EXERCISE -> Omit every picture while you reproduce the entries that follow word for word.
┌─ SUPPLIED DATA
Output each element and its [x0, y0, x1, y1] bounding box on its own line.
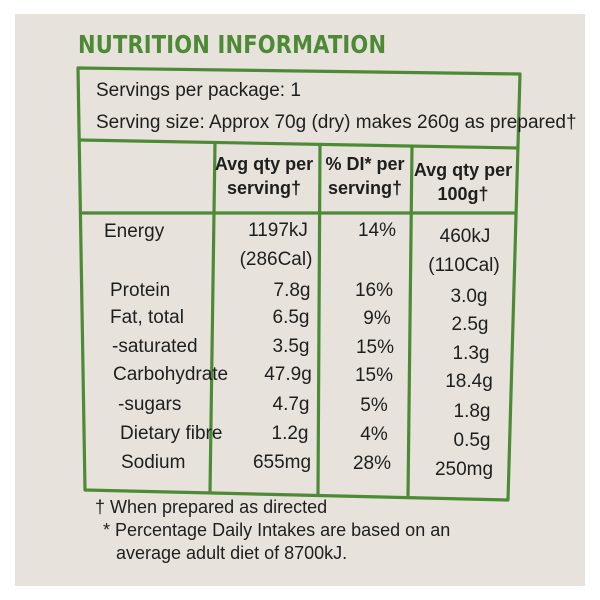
energy-per-100g-cal: (110Cal): [428, 255, 500, 276]
row-name-carbohydrate: Carbohydrate: [113, 364, 229, 385]
nutrition-title: NUTRITION INFORMATION: [78, 30, 387, 59]
energy-per-serving-cal: (286Cal): [239, 249, 313, 270]
column-divider-2: [316, 143, 322, 496]
dietary-fibre-per-serving: 1.2g: [271, 423, 309, 444]
carbohydrate-per-100g: 18.4g: [445, 371, 493, 392]
footnote-di-line-2: average adult diet of 8700kJ.: [116, 543, 348, 563]
serving-size: Serving size: Approx 70g (dry) makes 260…: [96, 112, 577, 133]
row-name-sugars: -sugars: [118, 394, 182, 415]
carbohydrate-di: 15%: [354, 365, 394, 386]
column-divider-1: [208, 141, 217, 494]
header-di: % DI* per serving†: [325, 154, 405, 198]
column-divider-3: [406, 145, 414, 499]
dietary-fibre-di: 4%: [360, 424, 388, 445]
saturated-per-100g: 1.3g: [452, 343, 490, 364]
carbohydrate-per-serving: 47.9g: [264, 364, 312, 385]
sodium-di: 28%: [352, 453, 392, 474]
fat-total-per-100g: 2.5g: [451, 314, 489, 335]
saturated-di: 15%: [355, 337, 395, 358]
row-name-saturated: -saturated: [112, 336, 198, 357]
fat-total-per-serving: 6.5g: [272, 307, 310, 328]
row-name-fat-total: Fat, total: [110, 307, 184, 328]
header-per-serving: Avg qty per serving†: [214, 154, 314, 198]
row-name-dietary-fibre: Dietary fibre: [120, 423, 223, 444]
sugars-per-serving: 4.7g: [272, 394, 310, 415]
row-name-protein: Protein: [110, 280, 171, 301]
table-border: [76, 66, 522, 502]
dietary-fibre-per-100g: 0.5g: [453, 430, 491, 451]
energy-per-serving: 1197kJ: [248, 220, 308, 241]
protein-per-100g: 3.0g: [450, 286, 488, 307]
footnote-prepared: † When prepared as directed: [95, 497, 328, 517]
energy-per-100g: 460kJ: [439, 226, 491, 247]
sodium-per-100g: 250mg: [434, 459, 494, 480]
energy-di: 14%: [357, 220, 397, 241]
header-per-100g: Avg qty per 100g†: [413, 160, 513, 204]
protein-di: 16%: [354, 280, 394, 301]
fat-total-di: 9%: [363, 308, 391, 329]
row-name-sodium: Sodium: [121, 452, 186, 473]
footnote-di-line-1: * Percentage Daily Intakes are based on …: [103, 520, 451, 540]
protein-per-serving: 7.8g: [273, 280, 311, 301]
sodium-per-serving: 655mg: [252, 452, 312, 473]
servings-per-package: Servings per package: 1: [96, 80, 301, 101]
saturated-per-serving: 3.5g: [272, 336, 310, 357]
row-name-energy: Energy: [104, 221, 165, 242]
sugars-di: 5%: [360, 395, 388, 416]
sugars-per-100g: 1.8g: [453, 401, 491, 422]
header-divider: [78, 138, 520, 150]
└─
ANSWER BOX ->
Output each element and its [x0, y0, x1, y1] bounding box on its own line.
energy-per-100g-cal: (110Cal): [428, 255, 500, 276]
row-name-carbohydrate: Carbohydrate: [113, 364, 229, 385]
nutrition-title: NUTRITION INFORMATION: [78, 30, 387, 59]
energy-per-serving-cal: (286Cal): [239, 249, 313, 270]
column-divider-2: [316, 143, 322, 496]
dietary-fibre-per-serving: 1.2g: [271, 423, 309, 444]
carbohydrate-per-100g: 18.4g: [445, 371, 493, 392]
footnote-di-line-2: average adult diet of 8700kJ.: [116, 543, 348, 563]
serving-size: Serving size: Approx 70g (dry) makes 260…: [96, 112, 577, 133]
row-name-sugars: -sugars: [118, 394, 182, 415]
carbohydrate-di: 15%: [354, 365, 394, 386]
column-divider-1: [208, 141, 217, 494]
header-di: % DI* per serving†: [325, 154, 405, 198]
column-divider-3: [406, 145, 414, 499]
dietary-fibre-di: 4%: [360, 424, 388, 445]
saturated-per-100g: 1.3g: [452, 343, 490, 364]
carbohydrate-per-serving: 47.9g: [264, 364, 312, 385]
sodium-di: 28%: [352, 453, 392, 474]
fat-total-per-100g: 2.5g: [451, 314, 489, 335]
saturated-di: 15%: [355, 337, 395, 358]
row-name-saturated: -saturated: [112, 336, 198, 357]
fat-total-per-serving: 6.5g: [272, 307, 310, 328]
row-name-fat-total: Fat, total: [110, 307, 184, 328]
header-per-serving: Avg qty per serving†: [214, 154, 314, 198]
row-name-dietary-fibre: Dietary fibre: [120, 423, 223, 444]
sugars-per-serving: 4.7g: [272, 394, 310, 415]
row-name-protein: Protein: [110, 280, 171, 301]
table-border: [76, 66, 522, 502]
dietary-fibre-per-100g: 0.5g: [453, 430, 491, 451]
energy-per-serving: 1197kJ: [248, 220, 308, 241]
protein-per-100g: 3.0g: [450, 286, 488, 307]
footnote-prepared: † When prepared as directed: [95, 497, 328, 517]
energy-per-100g: 460kJ: [439, 226, 491, 247]
sodium-per-100g: 250mg: [434, 459, 494, 480]
energy-di: 14%: [357, 220, 397, 241]
header-per-100g: Avg qty per 100g†: [413, 160, 513, 204]
protein-di: 16%: [354, 280, 394, 301]
fat-total-di: 9%: [363, 308, 391, 329]
row-name-sodium: Sodium: [121, 452, 186, 473]
footnote-di-line-1: * Percentage Daily Intakes are based on …: [103, 520, 451, 540]
protein-per-serving: 7.8g: [273, 280, 311, 301]
sodium-per-serving: 655mg: [252, 452, 312, 473]
servings-per-package: Servings per package: 1: [96, 80, 301, 101]
saturated-per-serving: 3.5g: [272, 336, 310, 357]
row-name-energy: Energy: [104, 221, 165, 242]
sugars-di: 5%: [360, 395, 388, 416]
sugars-per-100g: 1.8g: [453, 401, 491, 422]
header-divider: [78, 138, 520, 150]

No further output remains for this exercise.